_Stated goal_
Copy, from the entries below, each line in which the string "with" appears.

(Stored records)
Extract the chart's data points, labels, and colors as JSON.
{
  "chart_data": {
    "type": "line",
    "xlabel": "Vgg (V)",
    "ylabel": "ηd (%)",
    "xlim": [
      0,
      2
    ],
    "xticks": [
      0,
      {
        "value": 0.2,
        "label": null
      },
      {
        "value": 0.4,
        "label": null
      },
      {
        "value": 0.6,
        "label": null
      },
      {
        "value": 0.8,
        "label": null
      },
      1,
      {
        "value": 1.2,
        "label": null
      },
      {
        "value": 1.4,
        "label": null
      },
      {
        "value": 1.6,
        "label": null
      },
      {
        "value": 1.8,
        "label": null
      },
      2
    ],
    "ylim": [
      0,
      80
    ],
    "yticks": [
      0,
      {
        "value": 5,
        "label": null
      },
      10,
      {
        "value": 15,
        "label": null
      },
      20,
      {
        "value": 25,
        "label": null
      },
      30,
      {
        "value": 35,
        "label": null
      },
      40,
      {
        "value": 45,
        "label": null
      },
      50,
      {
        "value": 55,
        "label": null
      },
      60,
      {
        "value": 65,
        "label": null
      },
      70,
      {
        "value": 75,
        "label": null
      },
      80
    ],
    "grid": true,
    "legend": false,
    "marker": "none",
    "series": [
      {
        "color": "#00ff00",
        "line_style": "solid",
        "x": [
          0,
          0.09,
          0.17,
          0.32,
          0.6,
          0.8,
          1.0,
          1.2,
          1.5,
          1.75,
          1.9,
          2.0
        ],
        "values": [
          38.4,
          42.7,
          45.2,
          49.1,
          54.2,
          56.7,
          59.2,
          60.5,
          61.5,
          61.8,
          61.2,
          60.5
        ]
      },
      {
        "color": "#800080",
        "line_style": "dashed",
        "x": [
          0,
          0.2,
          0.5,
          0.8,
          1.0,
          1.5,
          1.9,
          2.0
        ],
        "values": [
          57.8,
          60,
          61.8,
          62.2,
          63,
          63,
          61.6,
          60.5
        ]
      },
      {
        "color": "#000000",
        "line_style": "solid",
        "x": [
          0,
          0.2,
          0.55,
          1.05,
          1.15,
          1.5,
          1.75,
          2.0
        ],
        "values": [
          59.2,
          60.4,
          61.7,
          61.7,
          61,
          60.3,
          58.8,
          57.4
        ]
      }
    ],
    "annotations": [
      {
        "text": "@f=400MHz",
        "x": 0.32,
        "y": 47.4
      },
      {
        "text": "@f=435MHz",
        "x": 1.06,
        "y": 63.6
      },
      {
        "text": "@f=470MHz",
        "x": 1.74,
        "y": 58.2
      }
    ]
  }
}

---

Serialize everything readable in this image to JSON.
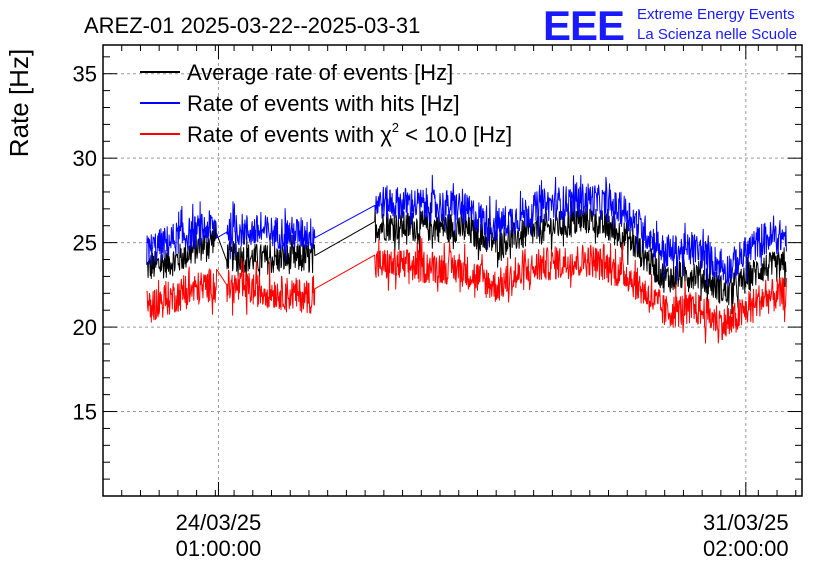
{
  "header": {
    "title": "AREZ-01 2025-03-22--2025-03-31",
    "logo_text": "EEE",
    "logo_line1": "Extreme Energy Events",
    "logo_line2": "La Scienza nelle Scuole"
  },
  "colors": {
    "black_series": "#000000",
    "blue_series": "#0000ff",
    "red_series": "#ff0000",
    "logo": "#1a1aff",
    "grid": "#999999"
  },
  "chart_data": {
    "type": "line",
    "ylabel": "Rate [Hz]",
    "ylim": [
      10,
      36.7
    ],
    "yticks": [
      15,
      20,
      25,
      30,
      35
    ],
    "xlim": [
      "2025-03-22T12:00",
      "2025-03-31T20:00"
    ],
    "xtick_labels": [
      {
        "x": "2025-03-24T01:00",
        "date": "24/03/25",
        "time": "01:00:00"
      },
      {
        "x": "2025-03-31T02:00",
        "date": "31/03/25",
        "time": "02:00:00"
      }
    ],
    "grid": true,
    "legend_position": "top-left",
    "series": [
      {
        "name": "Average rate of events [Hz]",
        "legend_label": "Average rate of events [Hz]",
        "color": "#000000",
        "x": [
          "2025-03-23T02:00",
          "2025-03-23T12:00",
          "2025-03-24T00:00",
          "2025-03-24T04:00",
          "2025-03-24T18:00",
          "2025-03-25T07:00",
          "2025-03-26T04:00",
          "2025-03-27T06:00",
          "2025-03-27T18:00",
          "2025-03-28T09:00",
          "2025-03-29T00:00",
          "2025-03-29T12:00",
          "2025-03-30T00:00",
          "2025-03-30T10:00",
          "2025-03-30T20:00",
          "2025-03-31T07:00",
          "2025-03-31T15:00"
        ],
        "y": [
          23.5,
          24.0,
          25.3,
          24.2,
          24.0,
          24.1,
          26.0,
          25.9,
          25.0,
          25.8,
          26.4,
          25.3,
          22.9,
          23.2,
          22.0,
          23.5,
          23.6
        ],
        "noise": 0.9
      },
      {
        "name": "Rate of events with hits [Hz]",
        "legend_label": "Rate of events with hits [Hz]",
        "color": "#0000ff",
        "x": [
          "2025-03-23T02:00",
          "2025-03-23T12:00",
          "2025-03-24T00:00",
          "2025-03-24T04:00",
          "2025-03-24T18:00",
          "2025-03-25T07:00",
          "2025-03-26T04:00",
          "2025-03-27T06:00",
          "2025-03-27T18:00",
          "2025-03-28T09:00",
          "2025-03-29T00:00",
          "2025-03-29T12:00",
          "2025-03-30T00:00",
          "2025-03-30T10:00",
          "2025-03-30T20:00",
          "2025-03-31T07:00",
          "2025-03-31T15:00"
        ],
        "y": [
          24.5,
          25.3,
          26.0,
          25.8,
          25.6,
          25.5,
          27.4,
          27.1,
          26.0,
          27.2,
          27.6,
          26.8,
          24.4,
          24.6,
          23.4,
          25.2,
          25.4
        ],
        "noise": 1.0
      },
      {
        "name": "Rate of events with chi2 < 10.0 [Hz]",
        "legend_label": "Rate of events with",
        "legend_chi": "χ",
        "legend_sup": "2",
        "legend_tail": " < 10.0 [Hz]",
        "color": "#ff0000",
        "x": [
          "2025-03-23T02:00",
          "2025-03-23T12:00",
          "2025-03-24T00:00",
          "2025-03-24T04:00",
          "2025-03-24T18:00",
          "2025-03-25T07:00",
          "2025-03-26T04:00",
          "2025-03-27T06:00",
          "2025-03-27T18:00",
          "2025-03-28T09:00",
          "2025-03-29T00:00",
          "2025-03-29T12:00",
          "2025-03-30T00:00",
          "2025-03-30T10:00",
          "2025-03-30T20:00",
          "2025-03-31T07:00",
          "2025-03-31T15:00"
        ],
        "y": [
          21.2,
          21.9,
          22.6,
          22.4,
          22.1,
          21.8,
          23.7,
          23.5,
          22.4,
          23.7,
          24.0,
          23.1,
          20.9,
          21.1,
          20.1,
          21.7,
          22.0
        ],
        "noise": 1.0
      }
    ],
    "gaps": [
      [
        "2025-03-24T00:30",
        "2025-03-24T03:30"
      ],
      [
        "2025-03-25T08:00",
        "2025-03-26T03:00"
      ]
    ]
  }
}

_Reply_
        "name": "Rate of events with hits [Hz]",
        "legend_label": "Rate of events with hits [Hz]",
        "name": "Rate of events with chi2 < 10.0 [Hz]",
        "legend_label": "Rate of events with",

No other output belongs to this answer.